#### Listed records ####

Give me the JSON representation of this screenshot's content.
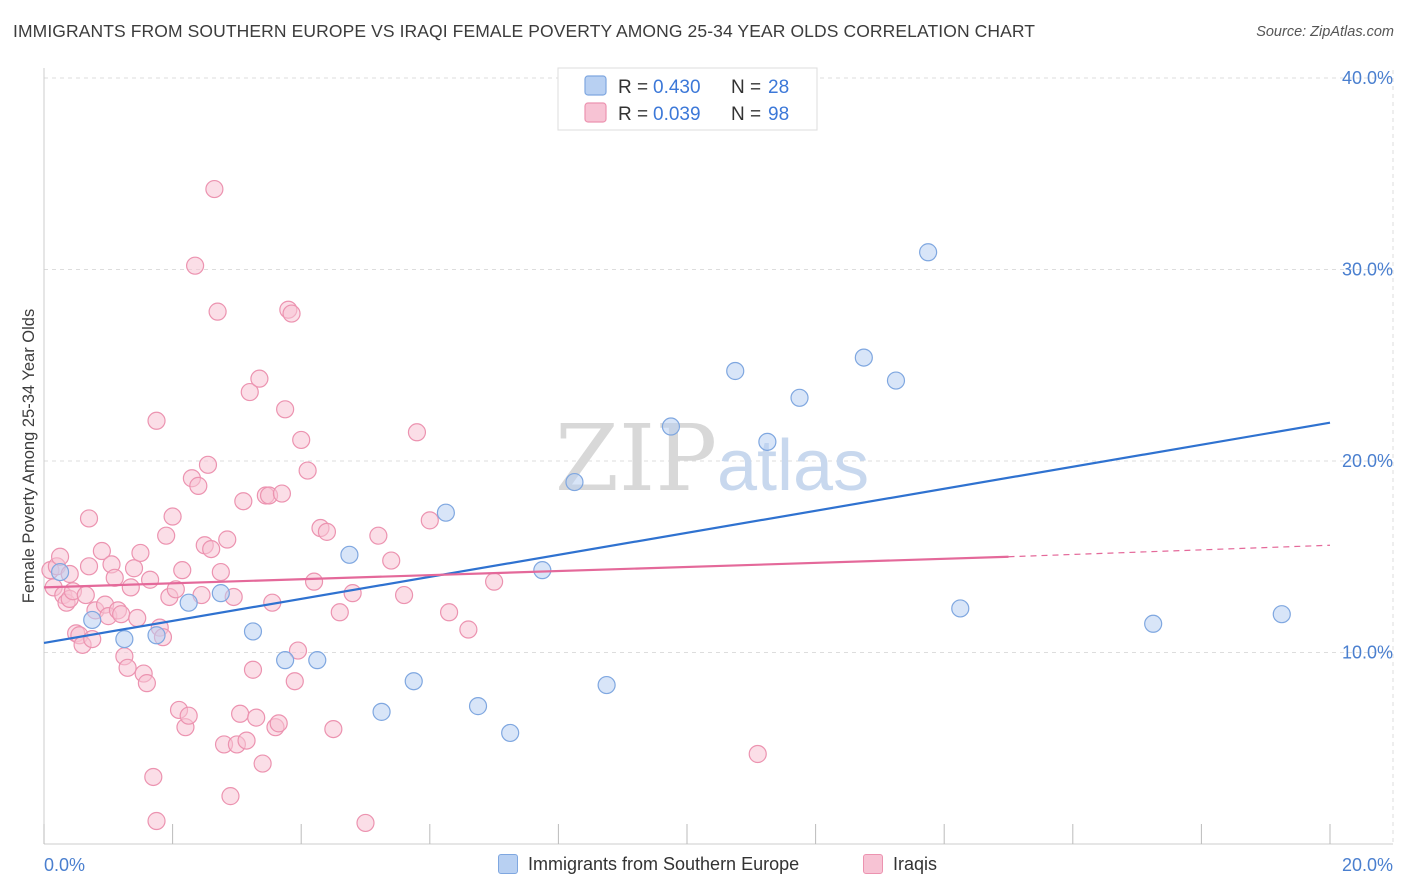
{
  "header": {
    "title": "IMMIGRANTS FROM SOUTHERN EUROPE VS IRAQI FEMALE POVERTY AMONG 25-34 YEAR OLDS CORRELATION CHART",
    "source": "Source: ZipAtlas.com"
  },
  "watermark": {
    "zip": "ZIP",
    "atlas": "atlas"
  },
  "legend": {
    "rows": [
      {
        "r_label": "R =",
        "r_value": "0.430",
        "n_label": "N =",
        "n_value": "28"
      },
      {
        "r_label": "R =",
        "r_value": "0.039",
        "n_label": "N =",
        "n_value": "98"
      }
    ]
  },
  "bottom_legend": {
    "blue": "Immigrants from Southern Europe",
    "pink": "Iraqis"
  },
  "colors": {
    "blue_fill": "#b8d0f2",
    "blue_stroke": "#7fa7e0",
    "blue_line": "#2f72d0",
    "pink_fill": "#f7c3d4",
    "pink_stroke": "#ec93b0",
    "pink_line": "#e4699a",
    "tick_text": "#4a7fcf",
    "grid": "#dddddd"
  },
  "chart_data": {
    "type": "scatter",
    "xlabel": "",
    "ylabel": "Female Poverty Among 25-34 Year Olds",
    "xlim": [
      0,
      20
    ],
    "ylim": [
      0,
      40
    ],
    "x_tick_labels": [
      {
        "value": 0,
        "label": "0.0%"
      },
      {
        "value": 20,
        "label": "20.0%"
      }
    ],
    "y_tick_labels": [
      {
        "value": 10,
        "label": "10.0%"
      },
      {
        "value": 20,
        "label": "20.0%"
      },
      {
        "value": 30,
        "label": "30.0%"
      },
      {
        "value": 40,
        "label": "40.0%"
      }
    ],
    "grid": true,
    "legend_position": "top-center",
    "series": [
      {
        "name": "Immigrants from Southern Europe",
        "color": "blue",
        "R": 0.43,
        "N": 28,
        "trend": {
          "x": [
            0,
            20
          ],
          "y": [
            10.5,
            22.0
          ]
        },
        "points": [
          [
            0.25,
            14.2
          ],
          [
            0.75,
            11.7
          ],
          [
            1.25,
            10.7
          ],
          [
            1.75,
            10.9
          ],
          [
            2.25,
            12.6
          ],
          [
            2.75,
            13.1
          ],
          [
            3.25,
            11.1
          ],
          [
            3.75,
            9.6
          ],
          [
            4.25,
            9.6
          ],
          [
            4.75,
            15.1
          ],
          [
            5.25,
            6.9
          ],
          [
            5.75,
            8.5
          ],
          [
            6.25,
            17.3
          ],
          [
            6.75,
            7.2
          ],
          [
            7.25,
            5.8
          ],
          [
            7.75,
            14.3
          ],
          [
            8.25,
            18.9
          ],
          [
            8.75,
            8.3
          ],
          [
            9.75,
            21.8
          ],
          [
            10.75,
            24.7
          ],
          [
            11.25,
            21.0
          ],
          [
            11.75,
            23.3
          ],
          [
            12.75,
            25.4
          ],
          [
            13.25,
            24.2
          ],
          [
            13.75,
            30.9
          ],
          [
            14.25,
            12.3
          ],
          [
            17.25,
            11.5
          ],
          [
            19.25,
            12.0
          ]
        ]
      },
      {
        "name": "Iraqis",
        "color": "pink",
        "R": 0.039,
        "N": 98,
        "trend": {
          "x": [
            0,
            15
          ],
          "y": [
            13.4,
            15.0
          ]
        },
        "trend_dashed": {
          "x": [
            15,
            20
          ],
          "y": [
            15.0,
            15.6
          ]
        },
        "points": [
          [
            0.1,
            14.3
          ],
          [
            0.15,
            13.4
          ],
          [
            0.2,
            14.5
          ],
          [
            0.25,
            15.0
          ],
          [
            0.3,
            13.0
          ],
          [
            0.35,
            12.6
          ],
          [
            0.4,
            12.8
          ],
          [
            0.45,
            13.2
          ],
          [
            0.5,
            11.0
          ],
          [
            0.55,
            10.9
          ],
          [
            0.6,
            10.4
          ],
          [
            0.65,
            13.0
          ],
          [
            0.7,
            14.5
          ],
          [
            0.75,
            10.7
          ],
          [
            0.8,
            12.2
          ],
          [
            0.7,
            17.0
          ],
          [
            0.9,
            15.3
          ],
          [
            0.95,
            12.5
          ],
          [
            1.0,
            11.9
          ],
          [
            1.05,
            14.6
          ],
          [
            1.1,
            13.9
          ],
          [
            1.15,
            12.2
          ],
          [
            1.2,
            12.0
          ],
          [
            1.25,
            9.8
          ],
          [
            1.3,
            9.2
          ],
          [
            1.35,
            13.4
          ],
          [
            1.4,
            14.4
          ],
          [
            1.45,
            11.8
          ],
          [
            1.5,
            15.2
          ],
          [
            1.55,
            8.9
          ],
          [
            1.6,
            8.4
          ],
          [
            1.65,
            13.8
          ],
          [
            1.7,
            3.5
          ],
          [
            1.75,
            22.1
          ],
          [
            1.8,
            11.3
          ],
          [
            1.85,
            10.8
          ],
          [
            1.9,
            16.1
          ],
          [
            1.95,
            12.9
          ],
          [
            2.0,
            17.1
          ],
          [
            2.05,
            13.3
          ],
          [
            2.1,
            7.0
          ],
          [
            2.15,
            14.3
          ],
          [
            2.2,
            6.1
          ],
          [
            2.25,
            6.7
          ],
          [
            2.3,
            19.1
          ],
          [
            2.35,
            30.2
          ],
          [
            2.4,
            18.7
          ],
          [
            2.45,
            13.0
          ],
          [
            2.5,
            15.6
          ],
          [
            2.55,
            19.8
          ],
          [
            2.6,
            15.4
          ],
          [
            2.65,
            34.2
          ],
          [
            2.7,
            27.8
          ],
          [
            2.75,
            14.2
          ],
          [
            2.8,
            5.2
          ],
          [
            2.85,
            15.9
          ],
          [
            2.9,
            2.5
          ],
          [
            2.95,
            12.9
          ],
          [
            3.0,
            5.2
          ],
          [
            3.05,
            6.8
          ],
          [
            3.1,
            17.9
          ],
          [
            3.15,
            5.4
          ],
          [
            3.2,
            23.6
          ],
          [
            3.25,
            9.1
          ],
          [
            3.3,
            6.6
          ],
          [
            3.35,
            24.3
          ],
          [
            3.4,
            4.2
          ],
          [
            3.45,
            18.2
          ],
          [
            3.5,
            18.2
          ],
          [
            3.55,
            12.6
          ],
          [
            3.6,
            6.1
          ],
          [
            3.65,
            6.3
          ],
          [
            3.7,
            18.3
          ],
          [
            3.75,
            22.7
          ],
          [
            3.8,
            27.9
          ],
          [
            3.85,
            27.7
          ],
          [
            3.9,
            8.5
          ],
          [
            3.95,
            10.1
          ],
          [
            4.0,
            21.1
          ],
          [
            4.1,
            19.5
          ],
          [
            4.2,
            13.7
          ],
          [
            4.3,
            16.5
          ],
          [
            4.4,
            16.3
          ],
          [
            4.5,
            6.0
          ],
          [
            4.6,
            12.1
          ],
          [
            4.8,
            13.1
          ],
          [
            5.0,
            1.1
          ],
          [
            5.2,
            16.1
          ],
          [
            5.4,
            14.8
          ],
          [
            5.6,
            13.0
          ],
          [
            5.8,
            21.5
          ],
          [
            6.0,
            16.9
          ],
          [
            6.3,
            12.1
          ],
          [
            6.6,
            11.2
          ],
          [
            7.0,
            13.7
          ],
          [
            1.75,
            1.2
          ],
          [
            0.4,
            14.1
          ],
          [
            11.1,
            4.7
          ]
        ]
      }
    ]
  }
}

####

__Given problem__. Every record above should be written out again without change, except that the pictures are left out.

__Task response__.
Give me the JSON representation of this screenshot's content.
{
  "header": {
    "title": "IMMIGRANTS FROM SOUTHERN EUROPE VS IRAQI FEMALE POVERTY AMONG 25-34 YEAR OLDS CORRELATION CHART",
    "source": "Source: ZipAtlas.com"
  },
  "watermark": {
    "zip": "ZIP",
    "atlas": "atlas"
  },
  "legend": {
    "rows": [
      {
        "r_label": "R =",
        "r_value": "0.430",
        "n_label": "N =",
        "n_value": "28"
      },
      {
        "r_label": "R =",
        "r_value": "0.039",
        "n_label": "N =",
        "n_value": "98"
      }
    ]
  },
  "bottom_legend": {
    "blue": "Immigrants from Southern Europe",
    "pink": "Iraqis"
  },
  "colors": {
    "blue_fill": "#b8d0f2",
    "blue_stroke": "#7fa7e0",
    "blue_line": "#2f72d0",
    "pink_fill": "#f7c3d4",
    "pink_stroke": "#ec93b0",
    "pink_line": "#e4699a",
    "tick_text": "#4a7fcf",
    "grid": "#dddddd"
  },
  "chart_data": {
    "type": "scatter",
    "xlabel": "",
    "ylabel": "Female Poverty Among 25-34 Year Olds",
    "xlim": [
      0,
      20
    ],
    "ylim": [
      0,
      40
    ],
    "x_tick_labels": [
      {
        "value": 0,
        "label": "0.0%"
      },
      {
        "value": 20,
        "label": "20.0%"
      }
    ],
    "y_tick_labels": [
      {
        "value": 10,
        "label": "10.0%"
      },
      {
        "value": 20,
        "label": "20.0%"
      },
      {
        "value": 30,
        "label": "30.0%"
      },
      {
        "value": 40,
        "label": "40.0%"
      }
    ],
    "grid": true,
    "legend_position": "top-center",
    "series": [
      {
        "name": "Immigrants from Southern Europe",
        "color": "blue",
        "R": 0.43,
        "N": 28,
        "trend": {
          "x": [
            0,
            20
          ],
          "y": [
            10.5,
            22.0
          ]
        },
        "points": [
          [
            0.25,
            14.2
          ],
          [
            0.75,
            11.7
          ],
          [
            1.25,
            10.7
          ],
          [
            1.75,
            10.9
          ],
          [
            2.25,
            12.6
          ],
          [
            2.75,
            13.1
          ],
          [
            3.25,
            11.1
          ],
          [
            3.75,
            9.6
          ],
          [
            4.25,
            9.6
          ],
          [
            4.75,
            15.1
          ],
          [
            5.25,
            6.9
          ],
          [
            5.75,
            8.5
          ],
          [
            6.25,
            17.3
          ],
          [
            6.75,
            7.2
          ],
          [
            7.25,
            5.8
          ],
          [
            7.75,
            14.3
          ],
          [
            8.25,
            18.9
          ],
          [
            8.75,
            8.3
          ],
          [
            9.75,
            21.8
          ],
          [
            10.75,
            24.7
          ],
          [
            11.25,
            21.0
          ],
          [
            11.75,
            23.3
          ],
          [
            12.75,
            25.4
          ],
          [
            13.25,
            24.2
          ],
          [
            13.75,
            30.9
          ],
          [
            14.25,
            12.3
          ],
          [
            17.25,
            11.5
          ],
          [
            19.25,
            12.0
          ]
        ]
      },
      {
        "name": "Iraqis",
        "color": "pink",
        "R": 0.039,
        "N": 98,
        "trend": {
          "x": [
            0,
            15
          ],
          "y": [
            13.4,
            15.0
          ]
        },
        "trend_dashed": {
          "x": [
            15,
            20
          ],
          "y": [
            15.0,
            15.6
          ]
        },
        "points": [
          [
            0.1,
            14.3
          ],
          [
            0.15,
            13.4
          ],
          [
            0.2,
            14.5
          ],
          [
            0.25,
            15.0
          ],
          [
            0.3,
            13.0
          ],
          [
            0.35,
            12.6
          ],
          [
            0.4,
            12.8
          ],
          [
            0.45,
            13.2
          ],
          [
            0.5,
            11.0
          ],
          [
            0.55,
            10.9
          ],
          [
            0.6,
            10.4
          ],
          [
            0.65,
            13.0
          ],
          [
            0.7,
            14.5
          ],
          [
            0.75,
            10.7
          ],
          [
            0.8,
            12.2
          ],
          [
            0.7,
            17.0
          ],
          [
            0.9,
            15.3
          ],
          [
            0.95,
            12.5
          ],
          [
            1.0,
            11.9
          ],
          [
            1.05,
            14.6
          ],
          [
            1.1,
            13.9
          ],
          [
            1.15,
            12.2
          ],
          [
            1.2,
            12.0
          ],
          [
            1.25,
            9.8
          ],
          [
            1.3,
            9.2
          ],
          [
            1.35,
            13.4
          ],
          [
            1.4,
            14.4
          ],
          [
            1.45,
            11.8
          ],
          [
            1.5,
            15.2
          ],
          [
            1.55,
            8.9
          ],
          [
            1.6,
            8.4
          ],
          [
            1.65,
            13.8
          ],
          [
            1.7,
            3.5
          ],
          [
            1.75,
            22.1
          ],
          [
            1.8,
            11.3
          ],
          [
            1.85,
            10.8
          ],
          [
            1.9,
            16.1
          ],
          [
            1.95,
            12.9
          ],
          [
            2.0,
            17.1
          ],
          [
            2.05,
            13.3
          ],
          [
            2.1,
            7.0
          ],
          [
            2.15,
            14.3
          ],
          [
            2.2,
            6.1
          ],
          [
            2.25,
            6.7
          ],
          [
            2.3,
            19.1
          ],
          [
            2.35,
            30.2
          ],
          [
            2.4,
            18.7
          ],
          [
            2.45,
            13.0
          ],
          [
            2.5,
            15.6
          ],
          [
            2.55,
            19.8
          ],
          [
            2.6,
            15.4
          ],
          [
            2.65,
            34.2
          ],
          [
            2.7,
            27.8
          ],
          [
            2.75,
            14.2
          ],
          [
            2.8,
            5.2
          ],
          [
            2.85,
            15.9
          ],
          [
            2.9,
            2.5
          ],
          [
            2.95,
            12.9
          ],
          [
            3.0,
            5.2
          ],
          [
            3.05,
            6.8
          ],
          [
            3.1,
            17.9
          ],
          [
            3.15,
            5.4
          ],
          [
            3.2,
            23.6
          ],
          [
            3.25,
            9.1
          ],
          [
            3.3,
            6.6
          ],
          [
            3.35,
            24.3
          ],
          [
            3.4,
            4.2
          ],
          [
            3.45,
            18.2
          ],
          [
            3.5,
            18.2
          ],
          [
            3.55,
            12.6
          ],
          [
            3.6,
            6.1
          ],
          [
            3.65,
            6.3
          ],
          [
            3.7,
            18.3
          ],
          [
            3.75,
            22.7
          ],
          [
            3.8,
            27.9
          ],
          [
            3.85,
            27.7
          ],
          [
            3.9,
            8.5
          ],
          [
            3.95,
            10.1
          ],
          [
            4.0,
            21.1
          ],
          [
            4.1,
            19.5
          ],
          [
            4.2,
            13.7
          ],
          [
            4.3,
            16.5
          ],
          [
            4.4,
            16.3
          ],
          [
            4.5,
            6.0
          ],
          [
            4.6,
            12.1
          ],
          [
            4.8,
            13.1
          ],
          [
            5.0,
            1.1
          ],
          [
            5.2,
            16.1
          ],
          [
            5.4,
            14.8
          ],
          [
            5.6,
            13.0
          ],
          [
            5.8,
            21.5
          ],
          [
            6.0,
            16.9
          ],
          [
            6.3,
            12.1
          ],
          [
            6.6,
            11.2
          ],
          [
            7.0,
            13.7
          ],
          [
            1.75,
            1.2
          ],
          [
            0.4,
            14.1
          ],
          [
            11.1,
            4.7
          ]
        ]
      }
    ]
  }
}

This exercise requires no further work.